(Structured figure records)
########################################

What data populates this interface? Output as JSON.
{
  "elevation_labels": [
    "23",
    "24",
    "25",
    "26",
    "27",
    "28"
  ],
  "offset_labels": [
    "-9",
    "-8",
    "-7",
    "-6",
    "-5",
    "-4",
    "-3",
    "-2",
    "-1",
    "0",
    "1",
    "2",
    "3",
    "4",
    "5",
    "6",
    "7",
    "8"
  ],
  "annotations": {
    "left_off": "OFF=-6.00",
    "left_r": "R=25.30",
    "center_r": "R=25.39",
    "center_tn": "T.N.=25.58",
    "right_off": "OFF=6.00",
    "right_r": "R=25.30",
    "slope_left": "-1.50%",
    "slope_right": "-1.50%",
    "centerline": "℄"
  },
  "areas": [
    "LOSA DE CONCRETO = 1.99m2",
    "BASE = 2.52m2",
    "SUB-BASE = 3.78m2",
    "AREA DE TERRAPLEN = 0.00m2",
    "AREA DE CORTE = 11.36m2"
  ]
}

########################################

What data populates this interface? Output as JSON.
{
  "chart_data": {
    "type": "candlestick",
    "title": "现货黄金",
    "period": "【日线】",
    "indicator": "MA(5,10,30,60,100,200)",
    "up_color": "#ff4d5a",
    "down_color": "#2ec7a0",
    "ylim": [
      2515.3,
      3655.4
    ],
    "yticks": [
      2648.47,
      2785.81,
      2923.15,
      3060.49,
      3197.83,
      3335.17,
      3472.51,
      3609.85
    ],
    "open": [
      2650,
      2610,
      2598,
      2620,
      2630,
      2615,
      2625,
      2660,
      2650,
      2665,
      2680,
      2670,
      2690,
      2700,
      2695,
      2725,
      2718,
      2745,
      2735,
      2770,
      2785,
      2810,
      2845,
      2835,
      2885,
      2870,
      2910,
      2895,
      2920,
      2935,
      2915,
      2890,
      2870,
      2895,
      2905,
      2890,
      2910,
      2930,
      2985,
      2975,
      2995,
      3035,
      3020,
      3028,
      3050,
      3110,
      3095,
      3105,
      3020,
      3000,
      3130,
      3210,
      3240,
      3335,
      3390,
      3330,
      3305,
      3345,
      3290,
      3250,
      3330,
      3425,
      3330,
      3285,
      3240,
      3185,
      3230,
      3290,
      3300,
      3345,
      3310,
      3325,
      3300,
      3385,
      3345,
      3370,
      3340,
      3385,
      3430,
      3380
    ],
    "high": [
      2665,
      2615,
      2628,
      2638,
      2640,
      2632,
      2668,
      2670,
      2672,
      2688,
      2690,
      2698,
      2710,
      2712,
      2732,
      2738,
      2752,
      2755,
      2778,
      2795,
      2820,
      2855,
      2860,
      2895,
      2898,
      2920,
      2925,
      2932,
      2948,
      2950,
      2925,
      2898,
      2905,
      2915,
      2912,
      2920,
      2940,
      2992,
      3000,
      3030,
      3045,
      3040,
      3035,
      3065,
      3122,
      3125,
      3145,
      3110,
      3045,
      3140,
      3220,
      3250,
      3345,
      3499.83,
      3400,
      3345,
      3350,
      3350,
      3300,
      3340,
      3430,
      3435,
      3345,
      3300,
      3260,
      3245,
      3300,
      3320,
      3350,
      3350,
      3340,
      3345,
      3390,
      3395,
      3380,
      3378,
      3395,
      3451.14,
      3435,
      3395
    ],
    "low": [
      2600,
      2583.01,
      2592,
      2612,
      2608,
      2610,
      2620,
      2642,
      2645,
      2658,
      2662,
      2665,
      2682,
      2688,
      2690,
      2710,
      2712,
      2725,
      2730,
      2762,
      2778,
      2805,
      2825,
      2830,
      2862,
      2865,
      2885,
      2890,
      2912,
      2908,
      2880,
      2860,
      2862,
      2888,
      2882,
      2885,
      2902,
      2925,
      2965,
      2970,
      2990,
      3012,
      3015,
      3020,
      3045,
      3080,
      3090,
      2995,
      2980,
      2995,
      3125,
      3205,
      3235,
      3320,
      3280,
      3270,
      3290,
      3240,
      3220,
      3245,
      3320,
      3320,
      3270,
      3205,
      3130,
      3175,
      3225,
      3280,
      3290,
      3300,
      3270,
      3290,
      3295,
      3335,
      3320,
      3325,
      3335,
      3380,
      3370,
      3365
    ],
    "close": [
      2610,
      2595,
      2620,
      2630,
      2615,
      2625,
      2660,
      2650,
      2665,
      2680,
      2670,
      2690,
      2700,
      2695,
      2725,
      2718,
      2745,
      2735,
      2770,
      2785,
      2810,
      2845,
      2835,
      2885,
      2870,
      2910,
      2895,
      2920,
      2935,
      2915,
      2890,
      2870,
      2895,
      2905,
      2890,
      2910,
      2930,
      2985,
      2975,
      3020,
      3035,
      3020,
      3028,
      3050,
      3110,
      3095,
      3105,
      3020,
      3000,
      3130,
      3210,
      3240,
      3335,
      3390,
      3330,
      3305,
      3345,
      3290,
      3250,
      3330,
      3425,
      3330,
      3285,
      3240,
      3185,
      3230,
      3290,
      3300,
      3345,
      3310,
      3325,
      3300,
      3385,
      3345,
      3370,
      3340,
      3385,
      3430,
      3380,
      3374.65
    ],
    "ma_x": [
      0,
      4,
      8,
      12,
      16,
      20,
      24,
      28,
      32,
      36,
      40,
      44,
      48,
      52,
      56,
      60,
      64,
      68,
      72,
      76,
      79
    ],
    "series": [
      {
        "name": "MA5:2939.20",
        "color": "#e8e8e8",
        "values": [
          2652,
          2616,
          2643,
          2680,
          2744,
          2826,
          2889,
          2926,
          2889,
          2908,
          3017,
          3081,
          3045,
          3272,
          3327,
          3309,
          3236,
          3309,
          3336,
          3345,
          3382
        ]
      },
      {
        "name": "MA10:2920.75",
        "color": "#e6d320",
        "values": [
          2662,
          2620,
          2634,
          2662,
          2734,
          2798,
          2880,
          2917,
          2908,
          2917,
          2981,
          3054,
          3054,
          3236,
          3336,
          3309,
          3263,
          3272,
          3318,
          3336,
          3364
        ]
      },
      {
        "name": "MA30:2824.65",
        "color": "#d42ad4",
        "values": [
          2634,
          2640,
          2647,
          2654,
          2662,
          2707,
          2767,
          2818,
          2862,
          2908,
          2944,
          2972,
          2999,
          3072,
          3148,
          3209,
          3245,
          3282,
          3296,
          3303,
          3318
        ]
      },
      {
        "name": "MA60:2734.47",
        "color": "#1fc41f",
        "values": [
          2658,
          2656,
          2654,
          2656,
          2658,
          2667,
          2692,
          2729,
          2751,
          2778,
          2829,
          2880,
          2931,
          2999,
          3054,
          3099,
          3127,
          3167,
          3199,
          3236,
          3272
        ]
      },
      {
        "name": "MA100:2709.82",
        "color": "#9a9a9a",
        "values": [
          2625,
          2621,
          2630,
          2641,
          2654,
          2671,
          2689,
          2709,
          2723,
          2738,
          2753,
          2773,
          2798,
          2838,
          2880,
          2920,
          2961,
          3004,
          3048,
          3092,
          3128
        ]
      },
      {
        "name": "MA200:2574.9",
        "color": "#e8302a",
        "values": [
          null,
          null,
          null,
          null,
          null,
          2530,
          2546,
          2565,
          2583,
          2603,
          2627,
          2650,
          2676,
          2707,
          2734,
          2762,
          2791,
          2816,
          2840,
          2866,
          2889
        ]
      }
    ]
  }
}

########################################

• Goal: List all lines in the material containing the string "name".

• Worked answer:
        "name": "MA5:2939.20",
        "name": "MA10:2920.75",
        "name": "MA30:2824.65",
        "name": "MA60:2734.47",
        "name": "MA100:2709.82",
        "name": "MA200:2574.9",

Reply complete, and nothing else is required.